Question
Calculus! I need help once again! (continuity)?
Find the values of (a) and (b) that make (f) continuous everywhere (this is a piecewise function by the way):
f(x) =
(x^2-4)/(x-2) if x < 2
ax^2-bx+3 if 2<x<3
2x-a+b if x is greater than or equal to 3
Calculus is definitely not my subject. I absolutely hate it! Thanks in advance if you can help!

★ ★ ★ ★ ★

Given instruction A: In the calculus question, what expression defines f(x) when x is less than 2?
Given instruction B: Transcribe the calculus question between "Find the values" and "you can help!", inclusive.

Dataset excerpts
★ ★ ★ ★ ★

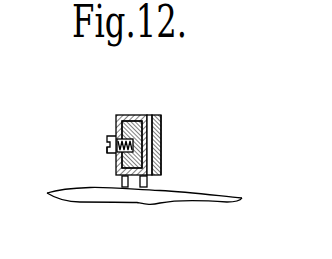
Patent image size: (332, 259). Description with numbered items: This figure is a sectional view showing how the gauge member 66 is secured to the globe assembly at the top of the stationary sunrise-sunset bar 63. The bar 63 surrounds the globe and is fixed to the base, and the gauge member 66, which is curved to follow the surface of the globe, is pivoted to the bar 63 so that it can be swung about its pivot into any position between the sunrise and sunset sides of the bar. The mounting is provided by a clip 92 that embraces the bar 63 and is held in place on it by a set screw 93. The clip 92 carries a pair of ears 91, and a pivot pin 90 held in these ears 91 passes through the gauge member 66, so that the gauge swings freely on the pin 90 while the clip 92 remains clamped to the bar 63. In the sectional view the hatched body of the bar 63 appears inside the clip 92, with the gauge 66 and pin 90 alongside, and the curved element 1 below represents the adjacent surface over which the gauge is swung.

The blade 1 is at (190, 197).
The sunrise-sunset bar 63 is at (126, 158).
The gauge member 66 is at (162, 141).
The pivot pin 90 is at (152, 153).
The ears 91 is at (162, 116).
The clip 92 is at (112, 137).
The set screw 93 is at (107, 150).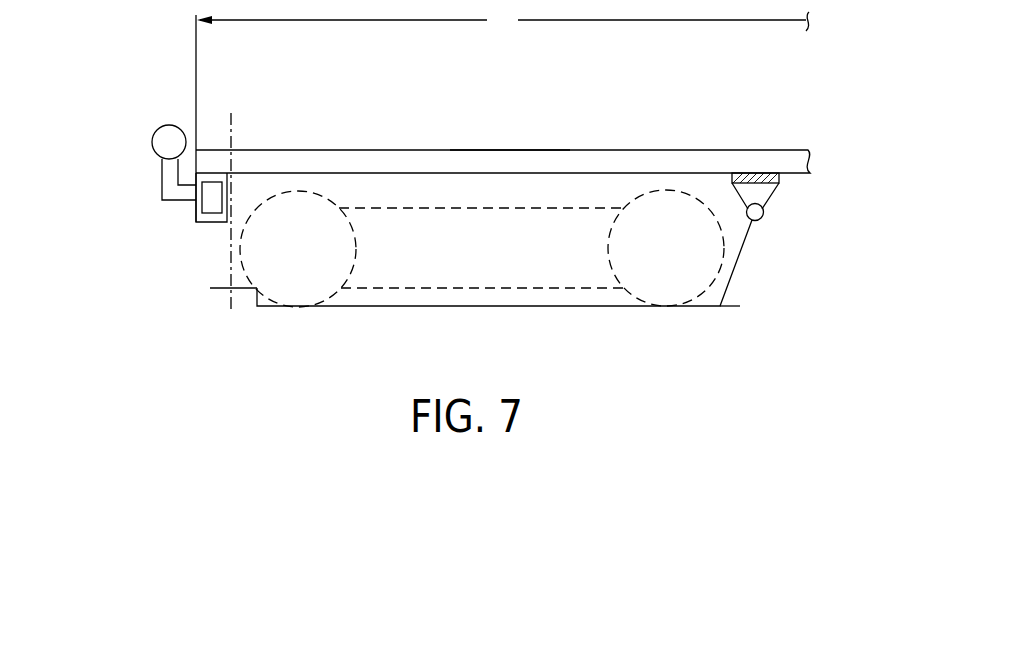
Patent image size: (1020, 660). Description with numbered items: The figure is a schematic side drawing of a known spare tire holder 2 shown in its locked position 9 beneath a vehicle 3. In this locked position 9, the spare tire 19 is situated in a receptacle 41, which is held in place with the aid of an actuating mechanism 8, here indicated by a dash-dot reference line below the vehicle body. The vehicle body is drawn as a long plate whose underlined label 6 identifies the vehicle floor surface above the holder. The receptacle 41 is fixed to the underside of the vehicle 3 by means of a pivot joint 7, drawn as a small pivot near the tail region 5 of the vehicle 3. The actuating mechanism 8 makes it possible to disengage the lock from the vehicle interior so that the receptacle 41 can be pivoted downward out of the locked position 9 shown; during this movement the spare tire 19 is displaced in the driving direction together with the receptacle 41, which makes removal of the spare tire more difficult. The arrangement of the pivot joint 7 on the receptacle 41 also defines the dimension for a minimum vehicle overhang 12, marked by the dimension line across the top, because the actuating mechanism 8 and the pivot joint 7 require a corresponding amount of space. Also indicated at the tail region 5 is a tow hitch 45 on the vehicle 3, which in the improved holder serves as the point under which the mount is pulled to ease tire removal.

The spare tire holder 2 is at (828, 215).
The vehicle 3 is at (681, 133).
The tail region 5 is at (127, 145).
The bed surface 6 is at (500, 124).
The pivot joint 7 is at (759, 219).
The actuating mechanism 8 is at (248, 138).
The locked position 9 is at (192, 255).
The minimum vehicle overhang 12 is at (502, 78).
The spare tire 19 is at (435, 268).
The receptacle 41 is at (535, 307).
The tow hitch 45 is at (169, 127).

★ ★ ★ ★ ★

Output A: (x^2-4)/(x-2)

Output B:
Find the values of (a) and (b) that make (f) continuous everywhere (this is a piecewise function by the way):
f(x) =
(x^2-4)/(x-2) if x < 2
ax^2-bx+3 if 2<x<3
2x-a+b if x is greater than or equal to 3
Calculus is definitely not my subject. I absolutely hate it! Thanks in advance if you can help!